**** Records for processing ****

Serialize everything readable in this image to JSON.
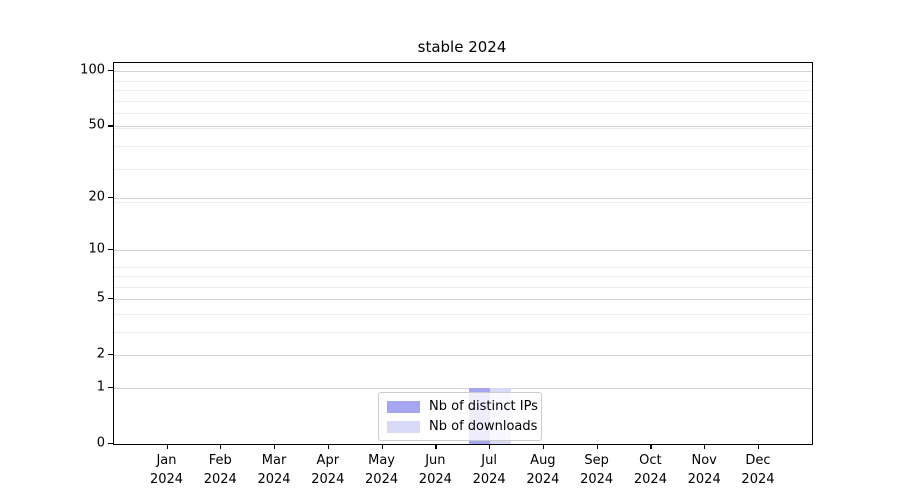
{
  "title": "stable 2024",
  "chart_data": {
    "type": "bar",
    "title": "stable 2024",
    "categories": [
      "Jan",
      "Feb",
      "Mar",
      "Apr",
      "May",
      "Jun",
      "Jul",
      "Aug",
      "Sep",
      "Oct",
      "Nov",
      "Dec"
    ],
    "category_year": "2024",
    "series": [
      {
        "name": "Nb of distinct IPs",
        "color": "#a5a5f0",
        "values": [
          0,
          0,
          0,
          0,
          0,
          0,
          1,
          0,
          0,
          0,
          0,
          0
        ]
      },
      {
        "name": "Nb of downloads",
        "color": "#d9d9f8",
        "values": [
          0,
          0,
          0,
          0,
          0,
          0,
          1,
          0,
          0,
          0,
          0,
          0
        ]
      }
    ],
    "y_scale": "log1p",
    "y_ticks": [
      0,
      1,
      2,
      5,
      10,
      20,
      50,
      100
    ],
    "y_minor_ticks": [
      3,
      4,
      6,
      7,
      8,
      19,
      29,
      39,
      49,
      59,
      69,
      79,
      89
    ],
    "ylim": [
      0,
      113
    ],
    "grid": "horizontal",
    "legend_position": "lower-center",
    "axis_color": "#000000",
    "grid_major_color": "#d2d2d2",
    "grid_minor_color": "#ededed"
  },
  "legend": {
    "items": [
      {
        "label": "Nb of distinct IPs"
      },
      {
        "label": "Nb of downloads"
      }
    ]
  }
}
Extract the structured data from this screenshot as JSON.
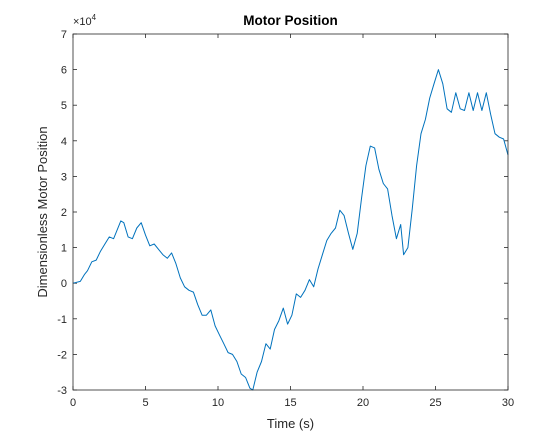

****

## Task to carry out
Drop the images and quote the entries word for word.

## Solution to this problem
Serialize everything readable in this image to JSON.
{
  "title": "stable 2024",
  "chart_data": {
    "type": "bar",
    "title": "stable 2024",
    "categories": [
      "Jan",
      "Feb",
      "Mar",
      "Apr",
      "May",
      "Jun",
      "Jul",
      "Aug",
      "Sep",
      "Oct",
      "Nov",
      "Dec"
    ],
    "category_year": "2024",
    "series": [
      {
        "name": "Nb of distinct IPs",
        "color": "#a5a5f0",
        "values": [
          0,
          0,
          0,
          0,
          0,
          0,
          1,
          0,
          0,
          0,
          0,
          0
        ]
      },
      {
        "name": "Nb of downloads",
        "color": "#d9d9f8",
        "values": [
          0,
          0,
          0,
          0,
          0,
          0,
          1,
          0,
          0,
          0,
          0,
          0
        ]
      }
    ],
    "y_scale": "log1p",
    "y_ticks": [
      0,
      1,
      2,
      5,
      10,
      20,
      50,
      100
    ],
    "y_minor_ticks": [
      3,
      4,
      6,
      7,
      8,
      19,
      29,
      39,
      49,
      59,
      69,
      79,
      89
    ],
    "ylim": [
      0,
      113
    ],
    "grid": "horizontal",
    "legend_position": "lower-center",
    "axis_color": "#000000",
    "grid_major_color": "#d2d2d2",
    "grid_minor_color": "#ededed"
  },
  "legend": {
    "items": [
      {
        "label": "Nb of distinct IPs"
      },
      {
        "label": "Nb of downloads"
      }
    ]
  }
}
Extract the structured data from this screenshot as JSON.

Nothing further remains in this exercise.